### Data for processing
--- START ---

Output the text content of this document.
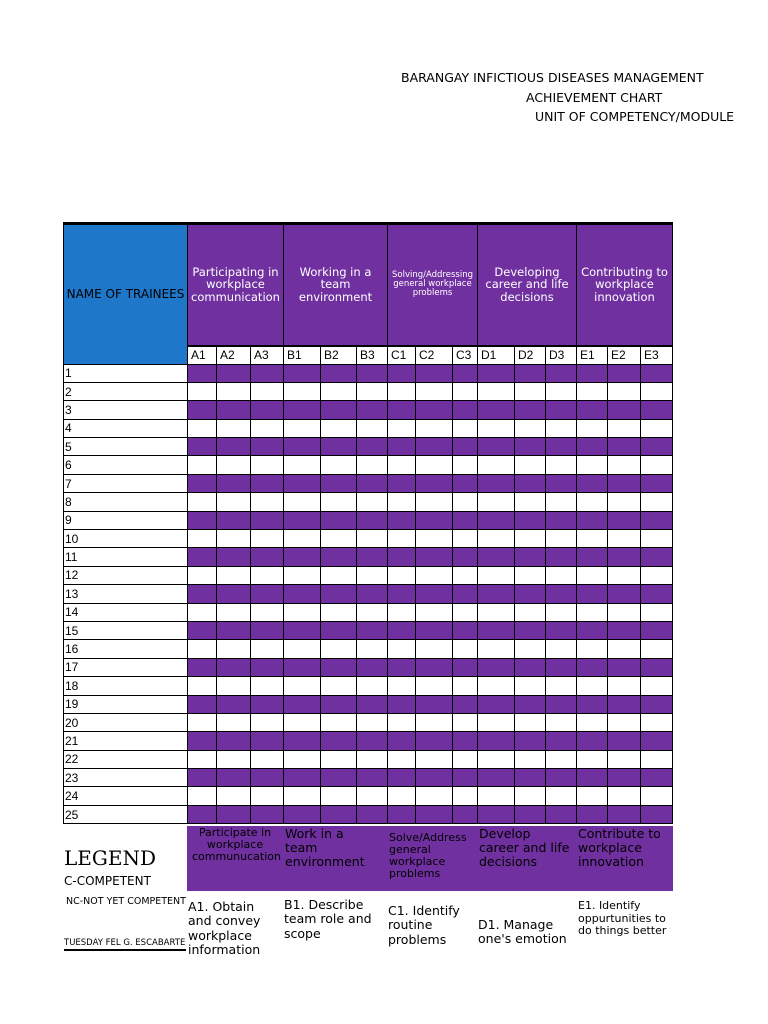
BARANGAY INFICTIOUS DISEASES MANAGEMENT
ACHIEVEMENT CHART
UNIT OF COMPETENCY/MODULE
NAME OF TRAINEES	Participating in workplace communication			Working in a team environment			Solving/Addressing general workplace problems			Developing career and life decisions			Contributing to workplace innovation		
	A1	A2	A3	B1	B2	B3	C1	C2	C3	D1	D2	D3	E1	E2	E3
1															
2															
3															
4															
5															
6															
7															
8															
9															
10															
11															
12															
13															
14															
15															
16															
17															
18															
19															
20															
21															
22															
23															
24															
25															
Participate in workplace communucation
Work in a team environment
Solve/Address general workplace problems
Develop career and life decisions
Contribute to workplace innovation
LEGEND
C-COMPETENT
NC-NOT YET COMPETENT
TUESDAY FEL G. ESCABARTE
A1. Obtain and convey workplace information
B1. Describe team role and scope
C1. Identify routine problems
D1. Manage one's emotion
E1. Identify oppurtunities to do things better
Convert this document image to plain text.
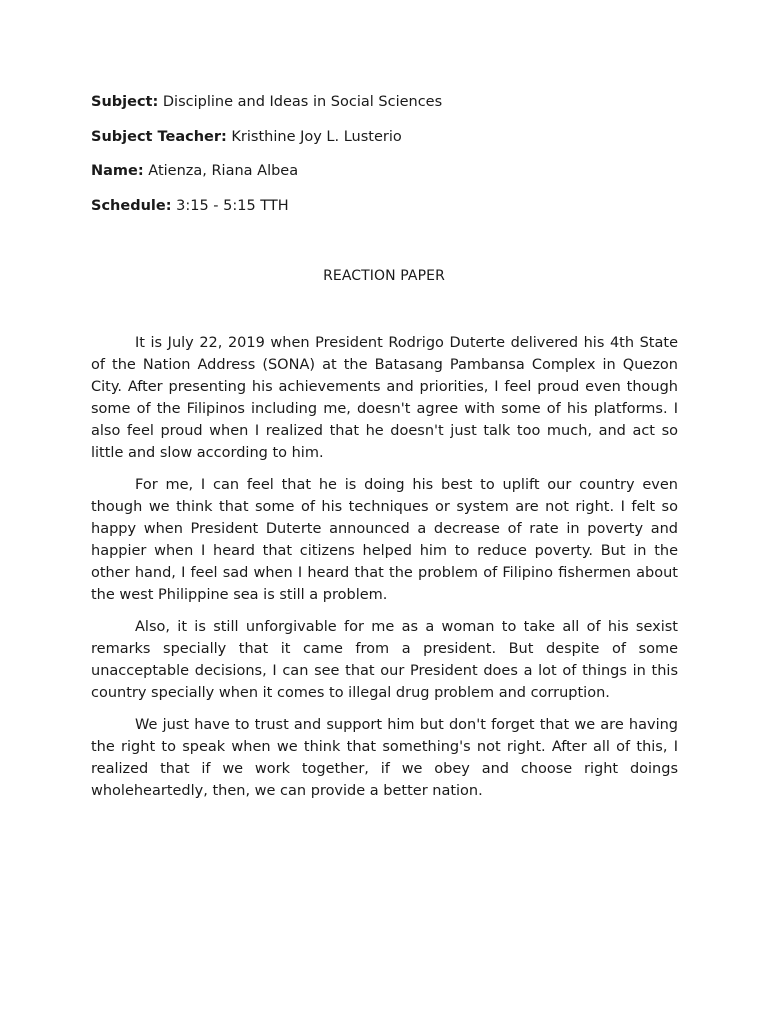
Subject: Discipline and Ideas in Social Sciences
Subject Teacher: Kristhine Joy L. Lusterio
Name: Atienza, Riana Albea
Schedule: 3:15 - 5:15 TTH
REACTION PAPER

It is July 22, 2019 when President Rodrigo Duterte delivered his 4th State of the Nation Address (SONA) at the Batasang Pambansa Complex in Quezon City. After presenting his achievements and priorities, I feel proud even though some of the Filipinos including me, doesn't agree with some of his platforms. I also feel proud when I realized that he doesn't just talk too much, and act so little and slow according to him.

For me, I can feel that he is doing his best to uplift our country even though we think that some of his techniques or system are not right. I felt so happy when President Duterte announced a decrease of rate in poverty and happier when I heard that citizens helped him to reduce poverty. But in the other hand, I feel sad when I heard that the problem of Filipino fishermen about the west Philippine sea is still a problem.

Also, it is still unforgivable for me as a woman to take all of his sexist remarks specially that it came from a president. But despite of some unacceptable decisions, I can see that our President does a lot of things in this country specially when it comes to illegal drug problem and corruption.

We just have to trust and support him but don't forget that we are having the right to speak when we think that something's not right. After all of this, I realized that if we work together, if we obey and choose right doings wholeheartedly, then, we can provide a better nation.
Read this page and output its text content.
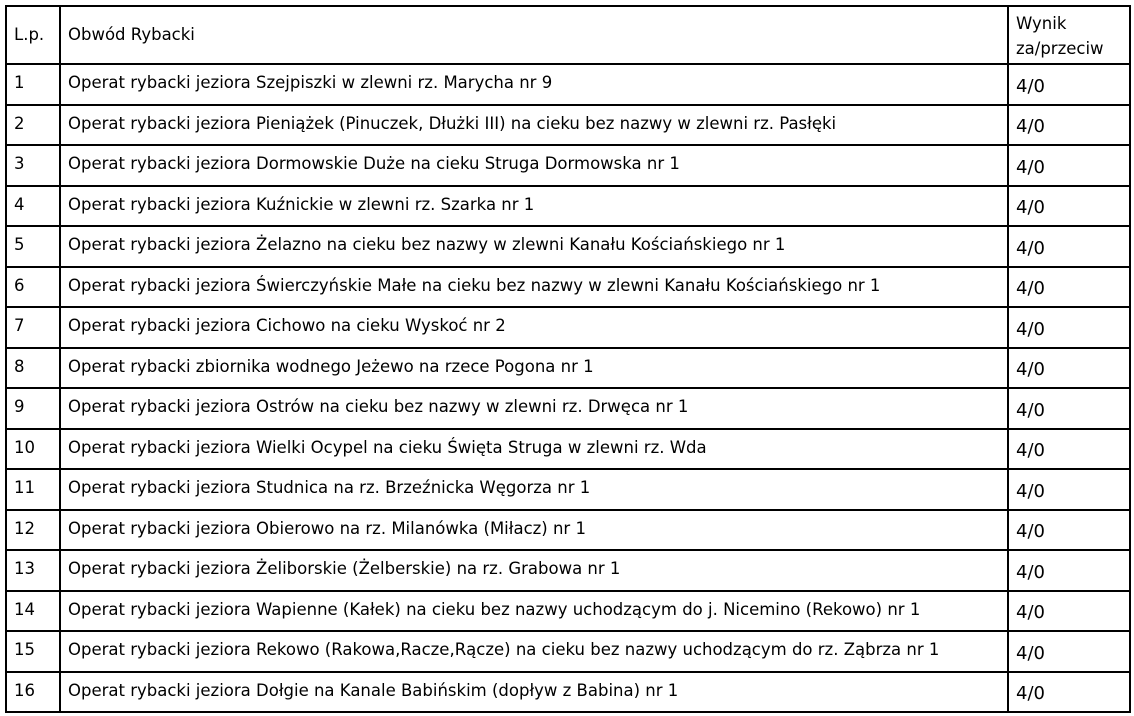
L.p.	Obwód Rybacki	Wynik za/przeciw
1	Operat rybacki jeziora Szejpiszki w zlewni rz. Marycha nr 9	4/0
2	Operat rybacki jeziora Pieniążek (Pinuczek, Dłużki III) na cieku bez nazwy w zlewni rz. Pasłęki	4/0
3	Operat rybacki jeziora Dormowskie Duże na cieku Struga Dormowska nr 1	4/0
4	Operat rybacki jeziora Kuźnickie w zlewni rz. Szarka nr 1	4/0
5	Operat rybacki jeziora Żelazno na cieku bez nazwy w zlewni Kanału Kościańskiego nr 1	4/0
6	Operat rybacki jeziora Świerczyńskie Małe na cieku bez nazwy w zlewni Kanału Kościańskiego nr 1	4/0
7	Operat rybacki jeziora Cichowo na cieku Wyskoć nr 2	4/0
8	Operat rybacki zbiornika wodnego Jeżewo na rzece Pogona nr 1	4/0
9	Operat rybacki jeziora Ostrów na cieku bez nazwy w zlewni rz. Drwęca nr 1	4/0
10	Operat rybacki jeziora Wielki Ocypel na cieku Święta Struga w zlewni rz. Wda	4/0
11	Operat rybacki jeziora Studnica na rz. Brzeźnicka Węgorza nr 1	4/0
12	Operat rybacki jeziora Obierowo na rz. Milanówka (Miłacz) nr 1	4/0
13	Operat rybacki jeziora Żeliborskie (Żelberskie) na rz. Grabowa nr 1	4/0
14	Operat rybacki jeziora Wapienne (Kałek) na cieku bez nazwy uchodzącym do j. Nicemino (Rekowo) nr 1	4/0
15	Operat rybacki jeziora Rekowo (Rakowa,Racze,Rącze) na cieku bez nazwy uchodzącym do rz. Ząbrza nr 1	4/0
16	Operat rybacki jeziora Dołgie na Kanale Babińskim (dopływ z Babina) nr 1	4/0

--- END ---

### Requirements
Copy out each line of the data where the string "text" appears.

### The reply
Output the text content of this document.
Convert this document image to plain text.
Read this page and output its text content.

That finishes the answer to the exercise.